PROBLEMS AND TASKS:
[a] What does cataract surgery do, according to the article on marijuana, CBD and cataracts?
[b] List everything that the article on marijuana, CBD and cataracts says CBD marketers claim the product can reduce.
[c] Carry on the article on marijuana, CBD and cataracts, picking up after its final sentence.

EXCERPTED TEXT:
┄┄┄┄┄┄

Is marijuana helpful when used for cataracts? What about CBD?
Your last visit to the eye doctor found the culprit for your foggy vision — cataracts. Your doctor said cataract surgery is the only proven cure, but you’d like to know your options before undergoing the procedure.
Perhaps you’ve heard that marijuana can help with glaucoma. Or maybe you’re using a form of CBD, marijuana’s hemp-derived cousin, for its anti-inflammatory and antioxidant benefits. What are your options?
Either way, the answer is the same: There’s no scientific proof that either marijuana or CBD help with cataracts. Though marijuana can ease glaucoma symptoms and CBD may relieve inflammation, they don’t have any proven benefits for people with cataracts. You’ll see why when you understand the causes of cataracts and glaucoma.
See related: Vaping, like smoking, may harm your eyes
Cataracts vs. glaucoma: How they’re different
Cataracts form on the eye's lens, a transparent structure in the eye that works much like a camera lens. Humans typically develop cataracts after age 40 because crystallin proteins within the lens begin to break down into tiny clumps that cloud the lens’s natural transparency. This cloudiness produces foggy vision that gets worse over time, especially after age 70. Cataract surgery removes the natural lens and inserts an intraocular lens (IOL) in its place.
Glaucoma, by contrast, afflicts the optic nerve. It happens because intraocular pressure squeezes the optic nerve, creating long-term damage that generates blind spots. Decades ago, as marijuana use became more popular, people with glaucoma started noticing that smoking marijuana took the edge off their symptoms.
It turns out that THC, the primary active ingredient in marijuana, relaxes intraocular pressure, easing the symptoms of glaucoma — but only for a few hours. Modern glaucoma medicines can treat intraocular pressure around the clock.
Though marijuana has a proven impact on glaucoma, there’s no scientific evidence of any influence on cataracts.
Find out more: Glaucoma FAQs
What about CBD as a home remedy for cataracts?
So, marijuana and THC have no proven impact on cataracts. Is the same true for CBD?
Pretty much. CBD is short for cannabidiol, a chemical from the hemp plant that has become increasingly popular in recent years because it has no intoxicating effects.
Cannabidiol marketers claim it can reduce anxiety, pain and inflammation. These claims have not been verified by the U.S. Food and Drug Administration. Only one CBD-based medication, for a rare variety of childhood epilepsy, has FDA approval.

┄┄┄┄┄┄

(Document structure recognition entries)

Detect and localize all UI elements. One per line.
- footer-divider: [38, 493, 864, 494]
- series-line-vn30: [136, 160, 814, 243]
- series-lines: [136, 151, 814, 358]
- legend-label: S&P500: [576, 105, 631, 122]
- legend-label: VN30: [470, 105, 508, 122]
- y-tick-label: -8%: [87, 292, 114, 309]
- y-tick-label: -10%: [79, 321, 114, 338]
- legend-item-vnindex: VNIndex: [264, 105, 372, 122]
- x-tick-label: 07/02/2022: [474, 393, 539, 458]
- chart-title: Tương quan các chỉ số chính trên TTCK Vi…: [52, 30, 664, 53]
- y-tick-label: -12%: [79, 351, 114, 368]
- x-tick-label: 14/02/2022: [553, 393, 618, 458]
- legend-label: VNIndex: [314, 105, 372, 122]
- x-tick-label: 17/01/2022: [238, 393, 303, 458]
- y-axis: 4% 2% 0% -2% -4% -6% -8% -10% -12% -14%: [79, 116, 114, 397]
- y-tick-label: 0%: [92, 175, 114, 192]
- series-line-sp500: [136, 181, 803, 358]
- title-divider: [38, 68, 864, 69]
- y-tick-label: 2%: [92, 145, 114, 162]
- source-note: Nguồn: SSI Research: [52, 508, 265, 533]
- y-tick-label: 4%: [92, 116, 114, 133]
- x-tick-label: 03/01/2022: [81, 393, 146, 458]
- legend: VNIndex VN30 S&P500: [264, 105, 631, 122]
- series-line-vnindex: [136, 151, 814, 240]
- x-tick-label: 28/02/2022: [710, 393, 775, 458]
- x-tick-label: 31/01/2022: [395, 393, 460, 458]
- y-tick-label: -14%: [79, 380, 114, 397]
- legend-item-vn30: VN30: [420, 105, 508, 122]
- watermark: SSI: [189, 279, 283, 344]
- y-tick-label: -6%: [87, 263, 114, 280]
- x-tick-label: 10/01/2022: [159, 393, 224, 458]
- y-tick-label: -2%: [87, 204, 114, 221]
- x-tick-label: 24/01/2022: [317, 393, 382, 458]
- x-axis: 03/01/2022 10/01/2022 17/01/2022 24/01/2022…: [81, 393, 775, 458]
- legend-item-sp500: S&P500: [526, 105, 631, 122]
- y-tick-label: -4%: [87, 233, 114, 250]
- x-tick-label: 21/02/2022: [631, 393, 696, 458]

┄┄┄┄┄┄

TASK RESPONSES:
[a] It removes the eye's natural lens and inserts an intraocular lens (IOL) in its place.

[b] Anxiety, pain and inflammation.

[c]
But what about cataracts?
As of mid-2020, there’s no scientific evidence that CBD helps with cataracts. However, according to a 2019 article in the medical journal Frontiers in Pharmacology, there is a growing body of research into possible natural or homeopathic remedies for cataracts. Again, these remedies do not have broad scientific backing so far, but they do suggest the possibility of eventually developing medications that can treat cataracts. Whether any of those medications would include CBD remains to be seen.
Is there any link between CBD and common cataract risk factors?
To answer that question, let’s consider the most common risk factors that contribute to cataracts:
Long-term use of corticosteroid medications
Ultraviolet light exposure
High blood pressure
None of these factors align particularly well with CBD’s suggested benefits. But what if we go to the root cause of cataracts? One potential cause of age-related cataracts is oxidation, which releases free radicals that damage the eye's lens. Antioxidants are compounds that target free radicals and reduce the impact of oxidation throughout the body.
CBD is said to have antioxidant properties. In principle, that could be helpful with cataracts. In reality, however, research finds that a healthy diet rich in fruits, berries, vegetables and seafood is the best source of antioxidants for fighting cataracts. CBD is an over-the-counter supplement that is by and large unregulated — so it’s difficult to be sure of a consistent dosage.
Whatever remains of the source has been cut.